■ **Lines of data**
──────────

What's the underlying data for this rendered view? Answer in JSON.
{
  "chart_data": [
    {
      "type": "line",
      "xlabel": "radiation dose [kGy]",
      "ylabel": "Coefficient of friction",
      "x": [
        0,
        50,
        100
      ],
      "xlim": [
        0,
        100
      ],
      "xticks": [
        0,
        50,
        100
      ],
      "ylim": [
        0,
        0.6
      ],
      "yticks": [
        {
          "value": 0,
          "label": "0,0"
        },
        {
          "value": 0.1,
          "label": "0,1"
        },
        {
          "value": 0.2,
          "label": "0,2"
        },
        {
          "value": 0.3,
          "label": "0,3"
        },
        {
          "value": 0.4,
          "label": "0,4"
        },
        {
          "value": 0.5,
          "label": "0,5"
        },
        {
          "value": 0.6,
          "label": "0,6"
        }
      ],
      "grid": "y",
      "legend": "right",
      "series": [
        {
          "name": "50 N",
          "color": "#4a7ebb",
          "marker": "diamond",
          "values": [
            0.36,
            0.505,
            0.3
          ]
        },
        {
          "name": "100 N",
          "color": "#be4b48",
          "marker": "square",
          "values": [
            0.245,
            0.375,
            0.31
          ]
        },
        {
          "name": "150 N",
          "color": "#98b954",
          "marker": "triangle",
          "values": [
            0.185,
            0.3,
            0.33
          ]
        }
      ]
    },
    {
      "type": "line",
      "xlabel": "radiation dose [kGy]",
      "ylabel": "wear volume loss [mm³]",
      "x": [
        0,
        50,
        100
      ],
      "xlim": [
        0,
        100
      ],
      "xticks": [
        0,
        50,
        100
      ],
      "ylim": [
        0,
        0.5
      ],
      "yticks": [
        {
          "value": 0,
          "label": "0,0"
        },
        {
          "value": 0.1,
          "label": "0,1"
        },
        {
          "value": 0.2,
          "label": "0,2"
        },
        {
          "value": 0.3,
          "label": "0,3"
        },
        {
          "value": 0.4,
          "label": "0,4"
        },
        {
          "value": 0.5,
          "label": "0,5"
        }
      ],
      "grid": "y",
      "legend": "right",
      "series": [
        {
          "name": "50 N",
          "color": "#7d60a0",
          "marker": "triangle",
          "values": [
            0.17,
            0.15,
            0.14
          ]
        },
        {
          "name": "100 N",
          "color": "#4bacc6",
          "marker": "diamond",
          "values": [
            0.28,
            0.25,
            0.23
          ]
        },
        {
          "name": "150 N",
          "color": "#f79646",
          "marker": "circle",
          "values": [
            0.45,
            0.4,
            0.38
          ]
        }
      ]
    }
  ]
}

──────────

■ **Exercise task**
Each entry above is to be printed again exactly.

■ **Right answer**
What's the underlying data for this rendered view? Answer in JSON.
{
  "chart_data": [
    {
      "type": "line",
      "xlabel": "radiation dose [kGy]",
      "ylabel": "Coefficient of friction",
      "x": [
        0,
        50,
        100
      ],
      "xlim": [
        0,
        100
      ],
      "xticks": [
        0,
        50,
        100
      ],
      "ylim": [
        0,
        0.6
      ],
      "yticks": [
        {
          "value": 0,
          "label": "0,0"
        },
        {
          "value": 0.1,
          "label": "0,1"
        },
        {
          "value": 0.2,
          "label": "0,2"
        },
        {
          "value": 0.3,
          "label": "0,3"
        },
        {
          "value": 0.4,
          "label": "0,4"
        },
        {
          "value": 0.5,
          "label": "0,5"
        },
        {
          "value": 0.6,
          "label": "0,6"
        }
      ],
      "grid": "y",
      "legend": "right",
      "series": [
        {
          "name": "50 N",
          "color": "#4a7ebb",
          "marker": "diamond",
          "values": [
            0.36,
            0.505,
            0.3
          ]
        },
        {
          "name": "100 N",
          "color": "#be4b48",
          "marker": "square",
          "values": [
            0.245,
            0.375,
            0.31
          ]
        },
        {
          "name": "150 N",
          "color": "#98b954",
          "marker": "triangle",
          "values": [
            0.185,
            0.3,
            0.33
          ]
        }
      ]
    },
    {
      "type": "line",
      "xlabel": "radiation dose [kGy]",
      "ylabel": "wear volume loss [mm³]",
      "x": [
        0,
        50,
        100
      ],
      "xlim": [
        0,
        100
      ],
      "xticks": [
        0,
        50,
        100
      ],
      "ylim": [
        0,
        0.5
      ],
      "yticks": [
        {
          "value": 0,
          "label": "0,0"
        },
        {
          "value": 0.1,
          "label": "0,1"
        },
        {
          "value": 0.2,
          "label": "0,2"
        },
        {
          "value": 0.3,
          "label": "0,3"
        },
        {
          "value": 0.4,
          "label": "0,4"
        },
        {
          "value": 0.5,
          "label": "0,5"
        }
      ],
      "grid": "y",
      "legend": "right",
      "series": [
        {
          "name": "50 N",
          "color": "#7d60a0",
          "marker": "triangle",
          "values": [
            0.17,
            0.15,
            0.14
          ]
        },
        {
          "name": "100 N",
          "color": "#4bacc6",
          "marker": "diamond",
          "values": [
            0.28,
            0.25,
            0.23
          ]
        },
        {
          "name": "150 N",
          "color": "#f79646",
          "marker": "circle",
          "values": [
            0.45,
            0.4,
            0.38
          ]
        }
      ]
    }
  ]
}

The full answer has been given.